Records that describe figures

┏━━

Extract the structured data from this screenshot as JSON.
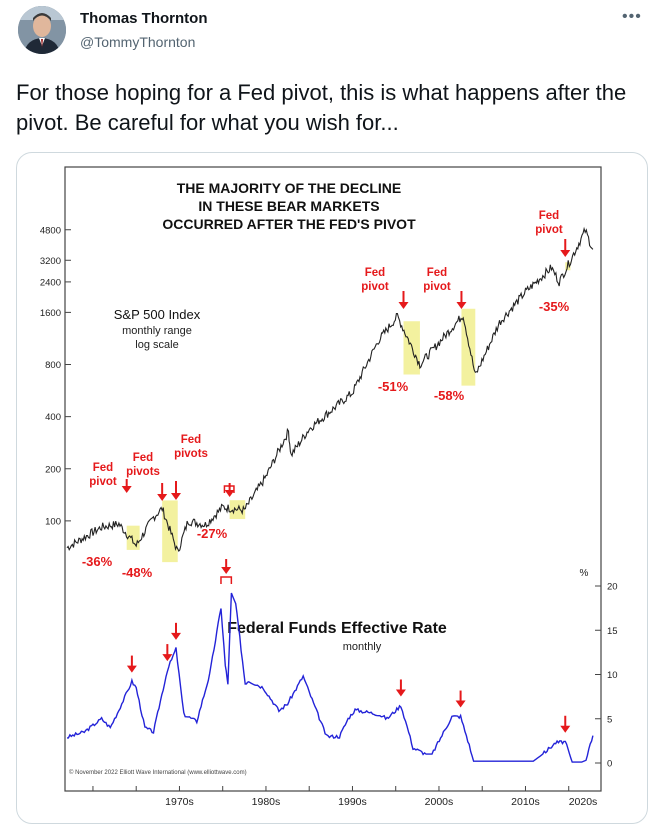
{
  "author": {
    "name": "Thomas Thornton",
    "handle": "@TommyThornton",
    "more_icon": "more-horizontal-icon"
  },
  "tweet": {
    "text": "For those hoping for a Fed pivot, this is what happens after the pivot.  Be careful for what you wish for..."
  },
  "chart_data": [
    {
      "type": "line",
      "title": "THE MAJORITY OF THE DECLINE IN THESE BEAR MARKETS OCCURRED AFTER THE FED'S PIVOT",
      "title_lines": [
        "THE MAJORITY OF THE DECLINE",
        "IN THESE BEAR MARKETS",
        "OCCURRED AFTER THE FED'S PIVOT"
      ],
      "series_label": "S&P 500 Index",
      "series_sub1": "monthly range",
      "series_sub2": "log scale",
      "log_scale": true,
      "y_ticks": [
        100,
        200,
        400,
        800,
        1600,
        2400,
        3200,
        4800
      ],
      "x_ticks": [
        "1970s",
        "1980s",
        "1990s",
        "2000s",
        "2010s",
        "2020s"
      ],
      "x": [
        1962,
        1966,
        1968,
        1970,
        1972,
        1973,
        1974.8,
        1976,
        1978,
        1980,
        1982.5,
        1985,
        1987.6,
        1987.9,
        1990,
        1995,
        1998,
        2000.2,
        2002.8,
        2007.8,
        2009.2,
        2012,
        2015,
        2018,
        2018.9,
        2020.2,
        2021.9,
        2022.8
      ],
      "values": [
        70,
        92,
        96,
        72,
        105,
        118,
        66,
        100,
        95,
        120,
        115,
        180,
        330,
        240,
        340,
        550,
        1100,
        1520,
        800,
        1550,
        690,
        1400,
        2100,
        2900,
        2400,
        3200,
        4750,
        3700
      ],
      "declines": [
        {
          "label": "-36%",
          "x0": 1968.9,
          "x1": 1970.4,
          "pivot_label": "Fed pivot"
        },
        {
          "label": "-48%",
          "x0": 1973.0,
          "x1": 1974.8,
          "pivot_label": "Fed pivots"
        },
        {
          "label": "-27%",
          "x0": 1980.8,
          "x1": 1982.6,
          "pivot_label": "Fed pivots"
        },
        {
          "label": "-51%",
          "x0": 2000.9,
          "x1": 2002.8,
          "pivot_label": "Fed pivot"
        },
        {
          "label": "-58%",
          "x0": 2007.6,
          "x1": 2009.2,
          "pivot_label": "Fed pivot"
        },
        {
          "label": "-35%",
          "x0": 2019.6,
          "x1": 2020.2,
          "pivot_label": "Fed pivot"
        }
      ]
    },
    {
      "type": "line",
      "title": "Federal Funds Effective Rate",
      "subtitle": "monthly",
      "unit": "%",
      "y_ticks": [
        0,
        5,
        10,
        15,
        20
      ],
      "x": [
        1962,
        1964,
        1966,
        1967,
        1968,
        1969.5,
        1970,
        1971,
        1972,
        1973.6,
        1974.6,
        1975.5,
        1977,
        1978.5,
        1979.8,
        1980.3,
        1980.6,
        1981,
        1981.5,
        1982.6,
        1983,
        1984.7,
        1986.5,
        1987.5,
        1989.3,
        1990,
        1992,
        1993.5,
        1994.5,
        1995.3,
        1998,
        1999,
        2000.6,
        2001.5,
        2002,
        2003.5,
        2004.2,
        2006.5,
        2007.5,
        2008.5,
        2009,
        2015.9,
        2017,
        2018.5,
        2019.6,
        2020.4,
        2021.5,
        2022,
        2022.8
      ],
      "values": [
        2.9,
        3.5,
        5.0,
        4.0,
        6.0,
        9.2,
        8.5,
        4.0,
        3.5,
        10.5,
        12.9,
        5.5,
        4.7,
        10.0,
        17.6,
        11.0,
        9.0,
        19.1,
        18.0,
        9.0,
        9.3,
        8.5,
        5.9,
        6.7,
        9.8,
        8.0,
        3.0,
        3.0,
        5.0,
        6.0,
        5.5,
        5.0,
        6.5,
        3.5,
        1.7,
        1.0,
        1.0,
        5.25,
        5.25,
        2.0,
        0.2,
        0.2,
        1.0,
        2.3,
        2.4,
        0.1,
        0.1,
        0.3,
        3.1
      ],
      "pivot_markers": [
        1969.5,
        1973.6,
        1974.6,
        1979.8,
        1981.0,
        2000.6,
        2007.5,
        2019.6
      ]
    }
  ],
  "credit": "© November 2022 Elliott Wave International (www.elliottwave.com)"
}
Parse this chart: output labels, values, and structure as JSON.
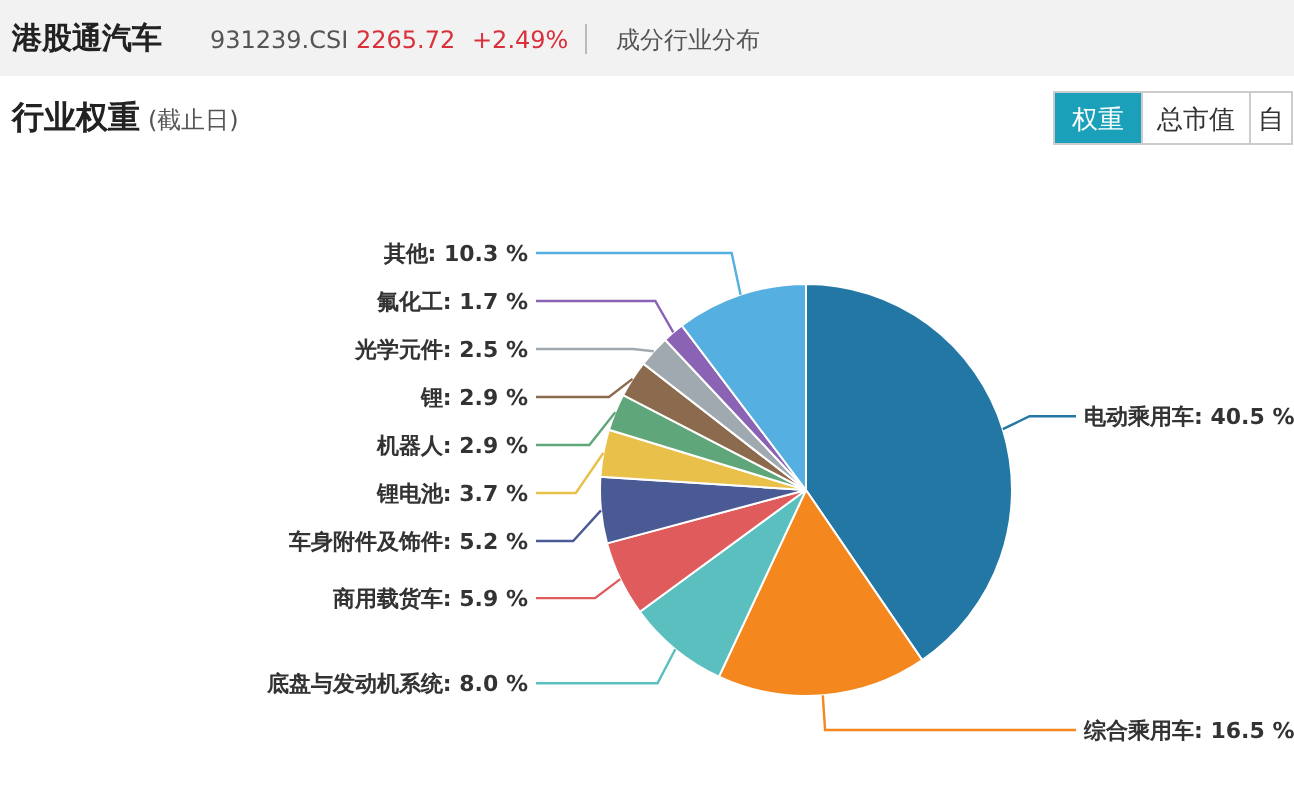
{
  "chart_data": {
    "type": "pie",
    "title": "行业权重",
    "subtitle": "(截止日)",
    "annotations": [
      "港股通汽车",
      "931239.CSI",
      "2265.72",
      "+2.49%",
      "成分行业分布",
      "权重",
      "总市值",
      "自"
    ],
    "categories": [
      "电动乘用车",
      "综合乘用车",
      "底盘与发动机系统",
      "商用载货车",
      "车身附件及饰件",
      "锂电池",
      "机器人",
      "锂",
      "光学元件",
      "氟化工",
      "其他"
    ],
    "values": [
      40.5,
      16.5,
      8.0,
      5.9,
      5.2,
      3.7,
      2.9,
      2.9,
      2.5,
      1.7,
      10.3
    ],
    "value_labels": [
      "40.5 %",
      "16.5 %",
      "8.0 %",
      "5.9 %",
      "5.2 %",
      "3.7 %",
      "2.9 %",
      "2.9 %",
      "2.5 %",
      "1.7 %",
      "10.3 %"
    ],
    "colors": [
      "#2377a4",
      "#f5871f",
      "#5bbfbf",
      "#e05b5b",
      "#4a5a94",
      "#e8c04a",
      "#5fa67a",
      "#8b6a4e",
      "#a0a8b0",
      "#8a63b5",
      "#55afe0"
    ]
  }
}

┗━━

→ **What this task involves**: In the records above, collect each line with "MAJORITY".

→ **Worked answer**:
      "title": "THE MAJORITY OF THE DECLINE IN THESE BEAR MARKETS OCCURRED AFTER THE FED'S PIVOT",
        "THE MAJORITY OF THE DECLINE",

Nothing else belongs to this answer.